REQUIREMENTS –
Transcribe the material below exactly as it appears.

----

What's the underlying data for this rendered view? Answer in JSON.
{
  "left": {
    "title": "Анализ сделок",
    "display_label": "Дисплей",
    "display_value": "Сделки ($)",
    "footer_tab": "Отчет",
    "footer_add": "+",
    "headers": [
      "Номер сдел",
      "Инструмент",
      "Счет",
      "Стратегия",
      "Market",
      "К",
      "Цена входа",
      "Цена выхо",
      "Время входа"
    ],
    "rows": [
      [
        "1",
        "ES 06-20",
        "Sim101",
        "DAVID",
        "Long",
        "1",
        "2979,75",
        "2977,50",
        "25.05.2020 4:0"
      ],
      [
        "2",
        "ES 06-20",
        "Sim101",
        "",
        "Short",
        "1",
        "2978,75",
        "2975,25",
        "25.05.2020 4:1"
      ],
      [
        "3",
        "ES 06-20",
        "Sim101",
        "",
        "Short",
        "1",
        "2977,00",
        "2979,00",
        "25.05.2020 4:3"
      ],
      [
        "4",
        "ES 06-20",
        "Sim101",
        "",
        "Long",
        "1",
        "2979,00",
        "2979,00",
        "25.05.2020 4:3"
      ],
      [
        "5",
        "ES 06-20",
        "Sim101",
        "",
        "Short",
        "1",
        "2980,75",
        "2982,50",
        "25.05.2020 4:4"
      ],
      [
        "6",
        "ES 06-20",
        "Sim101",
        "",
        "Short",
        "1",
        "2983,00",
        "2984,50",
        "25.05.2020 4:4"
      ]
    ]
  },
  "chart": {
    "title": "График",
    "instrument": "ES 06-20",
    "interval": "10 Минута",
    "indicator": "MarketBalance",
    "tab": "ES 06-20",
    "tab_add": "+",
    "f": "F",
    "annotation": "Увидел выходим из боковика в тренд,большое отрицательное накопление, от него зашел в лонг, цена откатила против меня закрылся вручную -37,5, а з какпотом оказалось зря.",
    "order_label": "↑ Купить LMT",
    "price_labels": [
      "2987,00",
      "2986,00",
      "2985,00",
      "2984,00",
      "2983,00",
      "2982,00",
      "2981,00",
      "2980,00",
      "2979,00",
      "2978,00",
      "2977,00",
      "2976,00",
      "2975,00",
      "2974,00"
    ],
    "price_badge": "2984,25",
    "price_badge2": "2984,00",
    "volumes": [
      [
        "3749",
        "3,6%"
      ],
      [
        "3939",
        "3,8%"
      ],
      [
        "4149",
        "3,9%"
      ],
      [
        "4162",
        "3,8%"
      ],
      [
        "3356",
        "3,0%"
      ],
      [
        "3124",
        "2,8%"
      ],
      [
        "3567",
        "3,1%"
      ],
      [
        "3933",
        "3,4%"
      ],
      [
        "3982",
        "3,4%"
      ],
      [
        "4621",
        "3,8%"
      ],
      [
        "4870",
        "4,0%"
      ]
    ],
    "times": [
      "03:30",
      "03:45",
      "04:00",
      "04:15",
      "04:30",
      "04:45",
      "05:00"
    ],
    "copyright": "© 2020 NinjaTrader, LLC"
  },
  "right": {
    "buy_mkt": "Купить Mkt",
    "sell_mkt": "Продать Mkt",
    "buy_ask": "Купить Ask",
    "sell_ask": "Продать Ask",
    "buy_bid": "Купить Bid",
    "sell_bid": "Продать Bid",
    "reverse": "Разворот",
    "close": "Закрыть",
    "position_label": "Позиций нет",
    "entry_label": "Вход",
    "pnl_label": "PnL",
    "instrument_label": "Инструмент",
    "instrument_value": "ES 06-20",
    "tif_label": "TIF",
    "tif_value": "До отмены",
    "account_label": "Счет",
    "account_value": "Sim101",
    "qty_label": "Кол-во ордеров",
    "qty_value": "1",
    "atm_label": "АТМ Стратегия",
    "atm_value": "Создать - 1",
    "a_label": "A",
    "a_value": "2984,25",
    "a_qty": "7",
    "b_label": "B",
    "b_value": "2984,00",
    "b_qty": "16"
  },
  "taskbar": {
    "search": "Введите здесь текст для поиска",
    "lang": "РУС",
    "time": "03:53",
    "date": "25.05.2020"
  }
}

----

WRITTEN SOLUTION –
What's the underlying data for this rendered view? Answer in JSON.
{
  "left": {
    "title": "Анализ сделок",
    "display_label": "Дисплей",
    "display_value": "Сделки ($)",
    "footer_tab": "Отчет",
    "footer_add": "+",
    "headers": [
      "Номер сдел",
      "Инструмент",
      "Счет",
      "Стратегия",
      "Market",
      "К",
      "Цена входа",
      "Цена выхо",
      "Время входа"
    ],
    "rows": [
      [
        "1",
        "ES 06-20",
        "Sim101",
        "DAVID",
        "Long",
        "1",
        "2979,75",
        "2977,50",
        "25.05.2020 4:0"
      ],
      [
        "2",
        "ES 06-20",
        "Sim101",
        "",
        "Short",
        "1",
        "2978,75",
        "2975,25",
        "25.05.2020 4:1"
      ],
      [
        "3",
        "ES 06-20",
        "Sim101",
        "",
        "Short",
        "1",
        "2977,00",
        "2979,00",
        "25.05.2020 4:3"
      ],
      [
        "4",
        "ES 06-20",
        "Sim101",
        "",
        "Long",
        "1",
        "2979,00",
        "2979,00",
        "25.05.2020 4:3"
      ],
      [
        "5",
        "ES 06-20",
        "Sim101",
        "",
        "Short",
        "1",
        "2980,75",
        "2982,50",
        "25.05.2020 4:4"
      ],
      [
        "6",
        "ES 06-20",
        "Sim101",
        "",
        "Short",
        "1",
        "2983,00",
        "2984,50",
        "25.05.2020 4:4"
      ]
    ]
  },
  "chart": {
    "title": "График",
    "instrument": "ES 06-20",
    "interval": "10 Минута",
    "indicator": "MarketBalance",
    "tab": "ES 06-20",
    "tab_add": "+",
    "f": "F",
    "annotation": "Увидел выходим из боковика в тренд,большое отрицательное накопление, от него зашел в лонг, цена откатила против меня закрылся вручную -37,5, а з какпотом оказалось зря.",
    "order_label": "↑ Купить LMT",
    "price_labels": [
      "2987,00",
      "2986,00",
      "2985,00",
      "2984,00",
      "2983,00",
      "2982,00",
      "2981,00",
      "2980,00",
      "2979,00",
      "2978,00",
      "2977,00",
      "2976,00",
      "2975,00",
      "2974,00"
    ],
    "price_badge": "2984,25",
    "price_badge2": "2984,00",
    "volumes": [
      [
        "3749",
        "3,6%"
      ],
      [
        "3939",
        "3,8%"
      ],
      [
        "4149",
        "3,9%"
      ],
      [
        "4162",
        "3,8%"
      ],
      [
        "3356",
        "3,0%"
      ],
      [
        "3124",
        "2,8%"
      ],
      [
        "3567",
        "3,1%"
      ],
      [
        "3933",
        "3,4%"
      ],
      [
        "3982",
        "3,4%"
      ],
      [
        "4621",
        "3,8%"
      ],
      [
        "4870",
        "4,0%"
      ]
    ],
    "times": [
      "03:30",
      "03:45",
      "04:00",
      "04:15",
      "04:30",
      "04:45",
      "05:00"
    ],
    "copyright": "© 2020 NinjaTrader, LLC"
  },
  "right": {
    "buy_mkt": "Купить Mkt",
    "sell_mkt": "Продать Mkt",
    "buy_ask": "Купить Ask",
    "sell_ask": "Продать Ask",
    "buy_bid": "Купить Bid",
    "sell_bid": "Продать Bid",
    "reverse": "Разворот",
    "close": "Закрыть",
    "position_label": "Позиций нет",
    "entry_label": "Вход",
    "pnl_label": "PnL",
    "instrument_label": "Инструмент",
    "instrument_value": "ES 06-20",
    "tif_label": "TIF",
    "tif_value": "До отмены",
    "account_label": "Счет",
    "account_value": "Sim101",
    "qty_label": "Кол-во ордеров",
    "qty_value": "1",
    "atm_label": "АТМ Стратегия",
    "atm_value": "Создать - 1",
    "a_label": "A",
    "a_value": "2984,25",
    "a_qty": "7",
    "b_label": "B",
    "b_value": "2984,00",
    "b_qty": "16"
  },
  "taskbar": {
    "search": "Введите здесь текст для поиска",
    "lang": "РУС",
    "time": "03:53",
    "date": "25.05.2020"
  }
}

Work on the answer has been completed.